Exercise instructions.
Copy the data exactly; pictures stay out of the copy.

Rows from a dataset
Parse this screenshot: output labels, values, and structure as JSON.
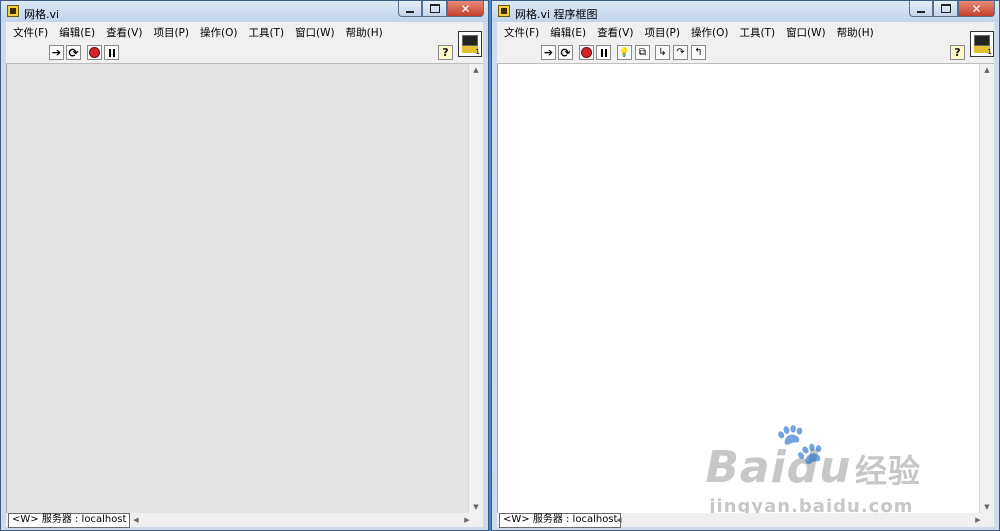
{
  "front_panel": {
    "title": "网格.vi",
    "menu": [
      "文件(F)",
      "编辑(E)",
      "查看(V)",
      "项目(P)",
      "操作(O)",
      "工具(T)",
      "窗口(W)",
      "帮助(H)"
    ],
    "status": "<W> 服务器 : localhost",
    "icon_number": "1"
  },
  "block_diagram": {
    "title": "网格.vi 程序框图",
    "menu": [
      "文件(F)",
      "编辑(E)",
      "查看(V)",
      "项目(P)",
      "操作(O)",
      "工具(T)",
      "窗口(W)",
      "帮助(H)"
    ],
    "status": "<W> 服务器 : localhost",
    "icon_number": "1"
  },
  "glyphs": {
    "close": "✕",
    "arrow_up": "▲",
    "arrow_down": "▼",
    "arrow_left": "◀",
    "arrow_right": "▶"
  },
  "watermark": {
    "logo": "Bai",
    "logo2": "du",
    "cn": "经验",
    "url": "jingyan.baidu.com"
  },
  "colors": {
    "front_panel_bg": "#e3e3e3",
    "block_diagram_bg": "#ffffff",
    "close_button": "#c4412a"
  }
}
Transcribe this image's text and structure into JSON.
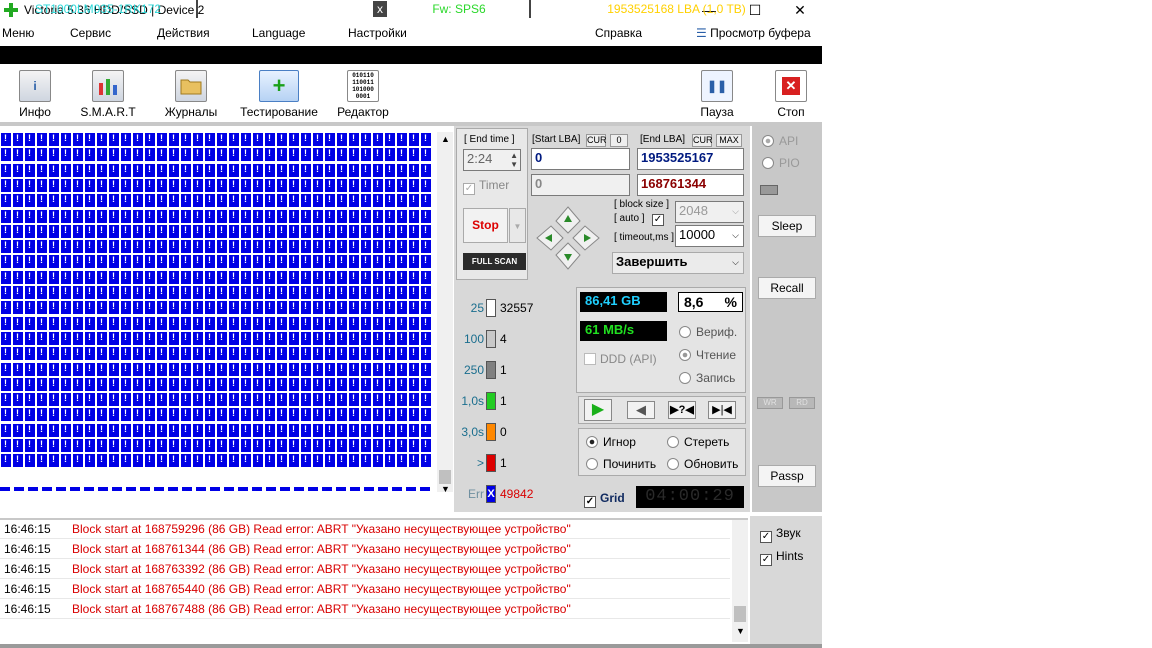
{
  "window": {
    "title": "Victoria 5.36 HDD/SSD | Device 2",
    "minimize": "—",
    "maximize": "☐",
    "close": "✕"
  },
  "menu": [
    "Меню",
    "Сервис",
    "Действия",
    "Language",
    "Настройки",
    "Справка"
  ],
  "clipboard": "Просмотр буфера",
  "info": {
    "model": "ST1000LM035-1RK172",
    "serial": "SN: WL1YXN7K",
    "close": "x",
    "firmware": "Fw: SPS6",
    "lba": "1953525168 LBA (1,0 TB)"
  },
  "toolbar": {
    "info": "Инфо",
    "smart": "S.M.A.R.T",
    "journals": "Журналы",
    "testing": "Тестирование",
    "editor": "Редактор",
    "pause": "Пауза",
    "stop": "Стоп"
  },
  "scan": {
    "end_time_label": "[ End time ]",
    "end_time": "2:24",
    "start_lba_label": "[Start LBA]",
    "cur": "CUR",
    "start_zero": "0",
    "start_lba": "0",
    "end_lba_label": "[End LBA]",
    "max": "MAX",
    "end_lba": "1953525167",
    "timer_label": "Timer",
    "timer_value": "0",
    "current_lba": "168761344",
    "block_size_label": "[ block size ]",
    "auto_label": "[ auto ]",
    "block_size": "2048",
    "timeout_label": "[ timeout,ms ]",
    "timeout": "10000",
    "stop_button": "Stop",
    "full_scan": "FULL SCAN",
    "finish": "Завершить"
  },
  "legend": [
    {
      "ms": "25",
      "count": "32557",
      "color": "#ffffff"
    },
    {
      "ms": "100",
      "count": "4",
      "color": "#c8c8c8"
    },
    {
      "ms": "250",
      "count": "1",
      "color": "#808080"
    },
    {
      "ms": "1,0s",
      "count": "1",
      "color": "#22cc22"
    },
    {
      "ms": "3,0s",
      "count": "0",
      "color": "#ff8800"
    },
    {
      "ms": ">",
      "count": "1",
      "color": "#dd0000"
    },
    {
      "ms": "Err",
      "count": "49842",
      "color": "#0000e6"
    }
  ],
  "stats": {
    "size": "86,41 GB",
    "percent": "8,6",
    "pct_sign": "%",
    "speed": "61 MB/s",
    "ddd": "DDD (API)",
    "verify": "Вериф.",
    "read": "Чтение",
    "write": "Запись"
  },
  "actions": {
    "ignore": "Игнор",
    "erase": "Стереть",
    "repair": "Починить",
    "refresh": "Обновить",
    "grid": "Grid",
    "grid_time": "04:00:29"
  },
  "side": {
    "api": "API",
    "pio": "PIO",
    "sleep": "Sleep",
    "recall": "Recall",
    "wr": "WR",
    "rd": "RD",
    "passp": "Passp",
    "sound": "Звук",
    "hints": "Hints"
  },
  "log": [
    {
      "time": "16:46:15",
      "msg": "Block start at 168759296 (86 GB) Read error: ABRT \"Указано несуществующее устройство\""
    },
    {
      "time": "16:46:15",
      "msg": "Block start at 168761344 (86 GB) Read error: ABRT \"Указано несуществующее устройство\""
    },
    {
      "time": "16:46:15",
      "msg": "Block start at 168763392 (86 GB) Read error: ABRT \"Указано несуществующее устройство\""
    },
    {
      "time": "16:46:15",
      "msg": "Block start at 168765440 (86 GB) Read error: ABRT \"Указано несуществующее устройство\""
    },
    {
      "time": "16:46:15",
      "msg": "Block start at 168767488 (86 GB) Read error: ABRT \"Указано несуществующее устройство\""
    }
  ]
}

Solution.
Parse this screenshot: output labels, values, and structure as JSON.
{
  "front_panel": {
    "title": "网格.vi",
    "menu": [
      "文件(F)",
      "编辑(E)",
      "查看(V)",
      "项目(P)",
      "操作(O)",
      "工具(T)",
      "窗口(W)",
      "帮助(H)"
    ],
    "status": "<W> 服务器 : localhost",
    "icon_number": "1"
  },
  "block_diagram": {
    "title": "网格.vi 程序框图",
    "menu": [
      "文件(F)",
      "编辑(E)",
      "查看(V)",
      "项目(P)",
      "操作(O)",
      "工具(T)",
      "窗口(W)",
      "帮助(H)"
    ],
    "status": "<W> 服务器 : localhost",
    "icon_number": "1"
  },
  "glyphs": {
    "close": "✕",
    "arrow_up": "▲",
    "arrow_down": "▼",
    "arrow_left": "◀",
    "arrow_right": "▶"
  },
  "watermark": {
    "logo": "Bai",
    "logo2": "du",
    "cn": "经验",
    "url": "jingyan.baidu.com"
  },
  "colors": {
    "front_panel_bg": "#e3e3e3",
    "block_diagram_bg": "#ffffff",
    "close_button": "#c4412a"
  }
}
Transcribe this image's text and structure into JSON.
{
  "window": {
    "title": "Victoria 5.36 HDD/SSD | Device 2",
    "minimize": "—",
    "maximize": "☐",
    "close": "✕"
  },
  "menu": [
    "Меню",
    "Сервис",
    "Действия",
    "Language",
    "Настройки",
    "Справка"
  ],
  "clipboard": "Просмотр буфера",
  "info": {
    "model": "ST1000LM035-1RK172",
    "serial": "SN: WL1YXN7K",
    "close": "x",
    "firmware": "Fw: SPS6",
    "lba": "1953525168 LBA (1,0 TB)"
  },
  "toolbar": {
    "info": "Инфо",
    "smart": "S.M.A.R.T",
    "journals": "Журналы",
    "testing": "Тестирование",
    "editor": "Редактор",
    "pause": "Пауза",
    "stop": "Стоп"
  },
  "scan": {
    "end_time_label": "[ End time ]",
    "end_time": "2:24",
    "start_lba_label": "[Start LBA]",
    "cur": "CUR",
    "start_zero": "0",
    "start_lba": "0",
    "end_lba_label": "[End LBA]",
    "max": "MAX",
    "end_lba": "1953525167",
    "timer_label": "Timer",
    "timer_value": "0",
    "current_lba": "168761344",
    "block_size_label": "[ block size ]",
    "auto_label": "[ auto ]",
    "block_size": "2048",
    "timeout_label": "[ timeout,ms ]",
    "timeout": "10000",
    "stop_button": "Stop",
    "full_scan": "FULL SCAN",
    "finish": "Завершить"
  },
  "legend": [
    {
      "ms": "25",
      "count": "32557",
      "color": "#ffffff"
    },
    {
      "ms": "100",
      "count": "4",
      "color": "#c8c8c8"
    },
    {
      "ms": "250",
      "count": "1",
      "color": "#808080"
    },
    {
      "ms": "1,0s",
      "count": "1",
      "color": "#22cc22"
    },
    {
      "ms": "3,0s",
      "count": "0",
      "color": "#ff8800"
    },
    {
      "ms": ">",
      "count": "1",
      "color": "#dd0000"
    },
    {
      "ms": "Err",
      "count": "49842",
      "color": "#0000e6"
    }
  ],
  "stats": {
    "size": "86,41 GB",
    "percent": "8,6",
    "pct_sign": "%",
    "speed": "61 MB/s",
    "ddd": "DDD (API)",
    "verify": "Вериф.",
    "read": "Чтение",
    "write": "Запись"
  },
  "actions": {
    "ignore": "Игнор",
    "erase": "Стереть",
    "repair": "Починить",
    "refresh": "Обновить",
    "grid": "Grid",
    "grid_time": "04:00:29"
  },
  "side": {
    "api": "API",
    "pio": "PIO",
    "sleep": "Sleep",
    "recall": "Recall",
    "wr": "WR",
    "rd": "RD",
    "passp": "Passp",
    "sound": "Звук",
    "hints": "Hints"
  },
  "log": [
    {
      "time": "16:46:15",
      "msg": "Block start at 168759296 (86 GB) Read error: ABRT \"Указано несуществующее устройство\""
    },
    {
      "time": "16:46:15",
      "msg": "Block start at 168761344 (86 GB) Read error: ABRT \"Указано несуществующее устройство\""
    },
    {
      "time": "16:46:15",
      "msg": "Block start at 168763392 (86 GB) Read error: ABRT \"Указано несуществующее устройство\""
    },
    {
      "time": "16:46:15",
      "msg": "Block start at 168765440 (86 GB) Read error: ABRT \"Указано несуществующее устройство\""
    },
    {
      "time": "16:46:15",
      "msg": "Block start at 168767488 (86 GB) Read error: ABRT \"Указано несуществующее устройство\""
    }
  ]
}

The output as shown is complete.